Recorded data:
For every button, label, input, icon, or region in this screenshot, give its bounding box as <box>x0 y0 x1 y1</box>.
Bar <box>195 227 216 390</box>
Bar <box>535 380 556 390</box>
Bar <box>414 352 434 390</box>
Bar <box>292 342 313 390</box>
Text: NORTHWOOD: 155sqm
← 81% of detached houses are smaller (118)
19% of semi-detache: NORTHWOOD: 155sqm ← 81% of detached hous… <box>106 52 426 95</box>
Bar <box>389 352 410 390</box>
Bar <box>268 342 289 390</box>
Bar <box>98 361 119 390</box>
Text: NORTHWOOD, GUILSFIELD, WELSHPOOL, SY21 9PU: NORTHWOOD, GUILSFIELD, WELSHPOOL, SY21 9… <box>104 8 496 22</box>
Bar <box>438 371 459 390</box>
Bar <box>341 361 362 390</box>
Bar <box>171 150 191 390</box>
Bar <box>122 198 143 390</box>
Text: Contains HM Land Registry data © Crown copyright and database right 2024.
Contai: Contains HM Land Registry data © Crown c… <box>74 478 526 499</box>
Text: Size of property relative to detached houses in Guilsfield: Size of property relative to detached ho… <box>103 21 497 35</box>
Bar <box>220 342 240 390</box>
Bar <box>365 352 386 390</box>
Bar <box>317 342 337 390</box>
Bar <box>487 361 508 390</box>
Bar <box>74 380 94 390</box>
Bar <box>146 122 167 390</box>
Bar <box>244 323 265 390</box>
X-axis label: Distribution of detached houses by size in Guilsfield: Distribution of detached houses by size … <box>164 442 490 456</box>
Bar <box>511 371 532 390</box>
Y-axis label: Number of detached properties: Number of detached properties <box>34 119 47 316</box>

- THE EXERCISE
Rewrite the rows above, switching every "Bar" to "Column" and leaving everything else the same.

- TASK RESULT
For every button, label, input, icon, or region in this screenshot, give its bounding box as <box>x0 y0 x1 y1</box>.
Column <box>195 227 216 390</box>
Column <box>535 380 556 390</box>
Column <box>414 352 434 390</box>
Column <box>292 342 313 390</box>
Text: NORTHWOOD: 155sqm
← 81% of detached houses are smaller (118)
19% of semi-detache: NORTHWOOD: 155sqm ← 81% of detached hous… <box>106 52 426 95</box>
Column <box>389 352 410 390</box>
Column <box>268 342 289 390</box>
Column <box>98 361 119 390</box>
Text: NORTHWOOD, GUILSFIELD, WELSHPOOL, SY21 9PU: NORTHWOOD, GUILSFIELD, WELSHPOOL, SY21 9… <box>104 8 496 22</box>
Column <box>438 371 459 390</box>
Column <box>341 361 362 390</box>
Column <box>171 150 191 390</box>
Column <box>122 198 143 390</box>
Text: Contains HM Land Registry data © Crown copyright and database right 2024.
Contai: Contains HM Land Registry data © Crown c… <box>74 478 526 499</box>
Text: Size of property relative to detached houses in Guilsfield: Size of property relative to detached ho… <box>103 21 497 35</box>
Column <box>220 342 240 390</box>
Column <box>365 352 386 390</box>
Column <box>317 342 337 390</box>
Column <box>487 361 508 390</box>
Column <box>74 380 94 390</box>
Column <box>146 122 167 390</box>
Column <box>244 323 265 390</box>
X-axis label: Distribution of detached houses by size in Guilsfield: Distribution of detached houses by size … <box>164 442 490 456</box>
Column <box>511 371 532 390</box>
Y-axis label: Number of detached properties: Number of detached properties <box>34 119 47 316</box>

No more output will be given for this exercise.